*Working data*
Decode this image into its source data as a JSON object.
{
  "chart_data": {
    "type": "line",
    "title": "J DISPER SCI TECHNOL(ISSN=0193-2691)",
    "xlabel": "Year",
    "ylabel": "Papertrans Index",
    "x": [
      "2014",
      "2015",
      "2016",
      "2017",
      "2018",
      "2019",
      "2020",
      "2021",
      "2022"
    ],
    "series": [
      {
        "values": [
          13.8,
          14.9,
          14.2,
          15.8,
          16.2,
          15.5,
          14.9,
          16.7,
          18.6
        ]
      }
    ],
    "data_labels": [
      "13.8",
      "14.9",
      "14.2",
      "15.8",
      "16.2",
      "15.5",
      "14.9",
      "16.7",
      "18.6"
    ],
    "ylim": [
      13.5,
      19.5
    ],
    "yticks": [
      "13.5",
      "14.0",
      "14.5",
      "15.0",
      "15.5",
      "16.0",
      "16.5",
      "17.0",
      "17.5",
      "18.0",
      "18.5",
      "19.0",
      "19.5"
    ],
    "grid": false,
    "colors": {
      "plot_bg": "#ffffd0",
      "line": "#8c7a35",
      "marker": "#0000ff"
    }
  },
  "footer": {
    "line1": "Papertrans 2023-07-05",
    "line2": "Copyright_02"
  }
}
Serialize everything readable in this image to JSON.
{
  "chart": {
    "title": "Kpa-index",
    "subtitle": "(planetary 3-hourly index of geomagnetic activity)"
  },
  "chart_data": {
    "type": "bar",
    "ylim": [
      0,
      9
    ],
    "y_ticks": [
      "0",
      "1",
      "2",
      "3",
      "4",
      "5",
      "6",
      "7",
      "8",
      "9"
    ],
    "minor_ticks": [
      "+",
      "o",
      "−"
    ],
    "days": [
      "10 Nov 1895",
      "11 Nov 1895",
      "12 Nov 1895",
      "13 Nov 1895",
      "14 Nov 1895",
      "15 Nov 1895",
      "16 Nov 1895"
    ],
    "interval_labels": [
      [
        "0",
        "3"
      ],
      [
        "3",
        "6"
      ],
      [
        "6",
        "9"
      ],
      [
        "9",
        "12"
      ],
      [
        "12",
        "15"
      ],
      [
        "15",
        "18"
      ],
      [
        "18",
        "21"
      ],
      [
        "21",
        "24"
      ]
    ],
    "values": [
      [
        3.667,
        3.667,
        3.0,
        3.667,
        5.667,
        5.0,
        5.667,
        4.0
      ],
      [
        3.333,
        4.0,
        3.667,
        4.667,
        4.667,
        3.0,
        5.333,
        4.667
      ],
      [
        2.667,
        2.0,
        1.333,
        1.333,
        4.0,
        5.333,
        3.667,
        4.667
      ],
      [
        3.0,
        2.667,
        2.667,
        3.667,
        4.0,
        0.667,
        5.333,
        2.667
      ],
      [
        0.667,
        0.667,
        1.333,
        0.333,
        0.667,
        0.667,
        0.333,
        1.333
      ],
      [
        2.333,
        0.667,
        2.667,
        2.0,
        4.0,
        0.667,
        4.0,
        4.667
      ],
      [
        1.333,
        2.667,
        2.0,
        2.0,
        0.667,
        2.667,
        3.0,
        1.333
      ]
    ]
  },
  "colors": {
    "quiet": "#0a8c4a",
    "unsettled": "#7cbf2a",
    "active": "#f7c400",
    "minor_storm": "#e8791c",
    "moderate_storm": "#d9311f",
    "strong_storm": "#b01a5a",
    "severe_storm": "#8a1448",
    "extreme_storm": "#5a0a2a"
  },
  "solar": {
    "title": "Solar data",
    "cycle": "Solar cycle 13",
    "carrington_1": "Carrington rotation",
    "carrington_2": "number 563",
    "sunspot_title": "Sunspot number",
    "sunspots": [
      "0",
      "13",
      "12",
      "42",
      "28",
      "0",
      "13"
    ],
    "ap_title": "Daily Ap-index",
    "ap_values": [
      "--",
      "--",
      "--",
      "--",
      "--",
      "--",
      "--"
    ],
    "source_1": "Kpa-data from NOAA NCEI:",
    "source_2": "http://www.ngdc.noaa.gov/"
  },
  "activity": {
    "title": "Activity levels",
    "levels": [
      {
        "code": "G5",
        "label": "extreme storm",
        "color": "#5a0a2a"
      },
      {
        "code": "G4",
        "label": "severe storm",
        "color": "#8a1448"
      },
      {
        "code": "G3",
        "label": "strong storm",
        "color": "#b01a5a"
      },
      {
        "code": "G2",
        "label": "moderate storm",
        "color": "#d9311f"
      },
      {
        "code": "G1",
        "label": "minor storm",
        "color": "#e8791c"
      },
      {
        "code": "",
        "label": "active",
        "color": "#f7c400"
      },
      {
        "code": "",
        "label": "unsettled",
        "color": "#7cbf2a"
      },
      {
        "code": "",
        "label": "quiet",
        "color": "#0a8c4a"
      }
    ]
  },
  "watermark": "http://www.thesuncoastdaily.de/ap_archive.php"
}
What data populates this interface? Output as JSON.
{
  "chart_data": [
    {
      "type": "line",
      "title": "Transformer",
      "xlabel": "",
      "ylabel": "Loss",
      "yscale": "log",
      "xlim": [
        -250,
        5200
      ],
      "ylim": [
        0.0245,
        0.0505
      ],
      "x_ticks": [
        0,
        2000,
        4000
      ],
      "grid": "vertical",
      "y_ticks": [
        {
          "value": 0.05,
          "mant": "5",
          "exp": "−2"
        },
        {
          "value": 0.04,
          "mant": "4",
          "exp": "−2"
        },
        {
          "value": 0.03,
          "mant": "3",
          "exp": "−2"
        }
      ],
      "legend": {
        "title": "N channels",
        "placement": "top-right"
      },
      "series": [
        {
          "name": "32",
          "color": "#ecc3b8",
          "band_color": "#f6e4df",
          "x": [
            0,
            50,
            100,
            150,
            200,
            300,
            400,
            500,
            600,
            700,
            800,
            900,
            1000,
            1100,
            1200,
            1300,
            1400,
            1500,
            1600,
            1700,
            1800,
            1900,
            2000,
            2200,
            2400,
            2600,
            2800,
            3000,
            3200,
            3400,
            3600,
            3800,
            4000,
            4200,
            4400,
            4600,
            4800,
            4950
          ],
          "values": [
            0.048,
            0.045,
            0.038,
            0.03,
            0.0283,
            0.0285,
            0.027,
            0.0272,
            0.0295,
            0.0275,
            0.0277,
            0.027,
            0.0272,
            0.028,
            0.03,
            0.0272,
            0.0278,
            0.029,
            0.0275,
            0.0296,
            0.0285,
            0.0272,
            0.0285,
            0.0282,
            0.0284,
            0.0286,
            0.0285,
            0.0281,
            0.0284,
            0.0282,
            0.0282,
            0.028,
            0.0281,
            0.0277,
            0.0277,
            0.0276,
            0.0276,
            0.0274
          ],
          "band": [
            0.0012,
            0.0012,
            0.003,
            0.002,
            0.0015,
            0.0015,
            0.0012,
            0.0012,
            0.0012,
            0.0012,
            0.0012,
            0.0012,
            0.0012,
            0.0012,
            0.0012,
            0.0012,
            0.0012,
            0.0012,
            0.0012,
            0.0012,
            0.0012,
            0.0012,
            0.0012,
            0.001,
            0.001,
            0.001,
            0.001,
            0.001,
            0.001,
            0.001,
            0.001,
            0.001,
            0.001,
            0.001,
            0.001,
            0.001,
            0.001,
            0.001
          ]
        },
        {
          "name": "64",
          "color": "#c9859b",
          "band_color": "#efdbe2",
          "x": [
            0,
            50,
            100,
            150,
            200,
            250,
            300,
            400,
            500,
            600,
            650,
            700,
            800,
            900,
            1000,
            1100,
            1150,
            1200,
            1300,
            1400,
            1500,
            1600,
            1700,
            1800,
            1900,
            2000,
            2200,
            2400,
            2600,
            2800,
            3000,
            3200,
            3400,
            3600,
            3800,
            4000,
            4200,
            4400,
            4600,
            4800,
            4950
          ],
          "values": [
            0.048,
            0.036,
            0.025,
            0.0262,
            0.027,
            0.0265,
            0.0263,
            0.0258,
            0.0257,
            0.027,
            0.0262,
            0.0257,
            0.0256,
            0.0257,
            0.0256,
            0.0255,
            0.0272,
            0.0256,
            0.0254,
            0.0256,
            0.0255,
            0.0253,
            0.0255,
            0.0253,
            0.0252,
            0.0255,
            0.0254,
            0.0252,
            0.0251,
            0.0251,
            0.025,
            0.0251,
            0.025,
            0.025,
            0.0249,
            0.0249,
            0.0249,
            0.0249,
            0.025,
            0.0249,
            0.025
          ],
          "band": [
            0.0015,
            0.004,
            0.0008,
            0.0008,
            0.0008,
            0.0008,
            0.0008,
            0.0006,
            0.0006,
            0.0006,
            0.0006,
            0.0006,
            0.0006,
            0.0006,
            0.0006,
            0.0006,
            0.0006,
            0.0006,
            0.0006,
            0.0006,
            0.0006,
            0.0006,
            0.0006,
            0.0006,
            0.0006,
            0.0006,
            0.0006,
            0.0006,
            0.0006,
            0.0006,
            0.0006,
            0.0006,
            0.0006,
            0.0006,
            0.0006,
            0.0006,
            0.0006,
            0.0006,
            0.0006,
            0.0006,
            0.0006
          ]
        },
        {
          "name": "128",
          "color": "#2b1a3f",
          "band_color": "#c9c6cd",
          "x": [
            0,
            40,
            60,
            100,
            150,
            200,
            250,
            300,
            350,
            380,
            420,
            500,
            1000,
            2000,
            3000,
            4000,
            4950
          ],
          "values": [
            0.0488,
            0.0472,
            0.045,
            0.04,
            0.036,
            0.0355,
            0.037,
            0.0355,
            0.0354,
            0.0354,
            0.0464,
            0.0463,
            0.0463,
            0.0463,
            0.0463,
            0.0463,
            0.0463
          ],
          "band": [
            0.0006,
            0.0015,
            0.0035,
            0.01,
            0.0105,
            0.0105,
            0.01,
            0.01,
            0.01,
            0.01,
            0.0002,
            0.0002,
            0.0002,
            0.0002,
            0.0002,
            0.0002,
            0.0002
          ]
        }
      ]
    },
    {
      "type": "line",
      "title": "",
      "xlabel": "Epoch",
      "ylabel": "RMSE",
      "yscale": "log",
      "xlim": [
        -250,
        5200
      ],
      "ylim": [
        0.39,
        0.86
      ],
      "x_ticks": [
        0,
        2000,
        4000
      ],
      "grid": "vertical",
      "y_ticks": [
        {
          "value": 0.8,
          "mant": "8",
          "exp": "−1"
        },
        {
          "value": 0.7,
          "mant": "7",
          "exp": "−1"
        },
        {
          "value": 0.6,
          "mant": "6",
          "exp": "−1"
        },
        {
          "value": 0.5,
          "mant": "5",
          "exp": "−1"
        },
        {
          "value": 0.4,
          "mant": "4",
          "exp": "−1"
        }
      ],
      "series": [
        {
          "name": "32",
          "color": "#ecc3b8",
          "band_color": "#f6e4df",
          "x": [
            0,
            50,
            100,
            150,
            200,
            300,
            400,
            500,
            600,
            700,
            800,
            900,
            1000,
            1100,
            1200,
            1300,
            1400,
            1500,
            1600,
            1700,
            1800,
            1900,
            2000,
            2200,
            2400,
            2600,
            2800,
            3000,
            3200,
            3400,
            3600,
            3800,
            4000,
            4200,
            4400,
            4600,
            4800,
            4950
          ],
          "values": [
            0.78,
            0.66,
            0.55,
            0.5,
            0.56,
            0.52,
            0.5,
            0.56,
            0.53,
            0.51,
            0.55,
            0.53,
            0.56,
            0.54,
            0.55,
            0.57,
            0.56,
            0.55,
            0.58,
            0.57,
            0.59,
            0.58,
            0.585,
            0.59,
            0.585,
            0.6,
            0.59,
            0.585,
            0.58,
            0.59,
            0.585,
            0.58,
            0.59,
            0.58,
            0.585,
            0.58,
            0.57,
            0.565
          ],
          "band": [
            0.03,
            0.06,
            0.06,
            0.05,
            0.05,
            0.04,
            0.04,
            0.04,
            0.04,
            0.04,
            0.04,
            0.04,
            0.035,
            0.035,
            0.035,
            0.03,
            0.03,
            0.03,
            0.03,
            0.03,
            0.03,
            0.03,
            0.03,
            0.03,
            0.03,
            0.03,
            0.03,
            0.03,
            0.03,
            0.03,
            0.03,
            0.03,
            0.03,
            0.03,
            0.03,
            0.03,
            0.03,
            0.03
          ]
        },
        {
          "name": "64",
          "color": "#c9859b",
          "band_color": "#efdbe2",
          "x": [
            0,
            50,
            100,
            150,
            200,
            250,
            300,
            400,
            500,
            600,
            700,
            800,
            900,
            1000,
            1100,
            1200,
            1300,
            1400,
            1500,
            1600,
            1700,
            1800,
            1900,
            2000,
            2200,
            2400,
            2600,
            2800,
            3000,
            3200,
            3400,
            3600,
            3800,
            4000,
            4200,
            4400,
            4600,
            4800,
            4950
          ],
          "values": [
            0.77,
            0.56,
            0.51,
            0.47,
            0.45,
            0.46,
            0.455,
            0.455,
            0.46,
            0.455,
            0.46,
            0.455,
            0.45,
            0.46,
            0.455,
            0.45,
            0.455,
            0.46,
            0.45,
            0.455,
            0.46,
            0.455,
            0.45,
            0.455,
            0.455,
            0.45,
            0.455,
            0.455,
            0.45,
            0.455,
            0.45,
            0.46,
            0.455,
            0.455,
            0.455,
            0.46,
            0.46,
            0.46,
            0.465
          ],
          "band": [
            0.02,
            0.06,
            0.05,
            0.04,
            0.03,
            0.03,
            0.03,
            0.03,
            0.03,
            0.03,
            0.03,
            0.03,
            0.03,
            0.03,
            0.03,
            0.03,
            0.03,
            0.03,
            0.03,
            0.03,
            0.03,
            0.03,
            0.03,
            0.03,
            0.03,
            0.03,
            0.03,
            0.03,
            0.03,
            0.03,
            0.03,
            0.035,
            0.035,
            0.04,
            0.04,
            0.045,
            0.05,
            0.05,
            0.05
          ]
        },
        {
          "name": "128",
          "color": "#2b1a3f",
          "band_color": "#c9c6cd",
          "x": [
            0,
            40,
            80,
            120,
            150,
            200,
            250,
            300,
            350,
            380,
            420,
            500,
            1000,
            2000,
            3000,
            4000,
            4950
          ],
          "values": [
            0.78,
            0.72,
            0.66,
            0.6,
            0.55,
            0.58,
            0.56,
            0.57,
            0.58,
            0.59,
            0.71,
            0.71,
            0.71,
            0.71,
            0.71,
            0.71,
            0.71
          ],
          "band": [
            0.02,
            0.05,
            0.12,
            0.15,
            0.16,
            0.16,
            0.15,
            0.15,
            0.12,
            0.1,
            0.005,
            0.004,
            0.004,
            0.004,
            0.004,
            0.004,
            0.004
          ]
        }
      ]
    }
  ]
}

*What the task requires*
Pick out all lines containing the string "mant".

*Worked solution*
          "mant": "5",
          "mant": "4",
          "mant": "3",
          "mant": "8",
          "mant": "7",
          "mant": "6",
          "mant": "5",
          "mant": "4",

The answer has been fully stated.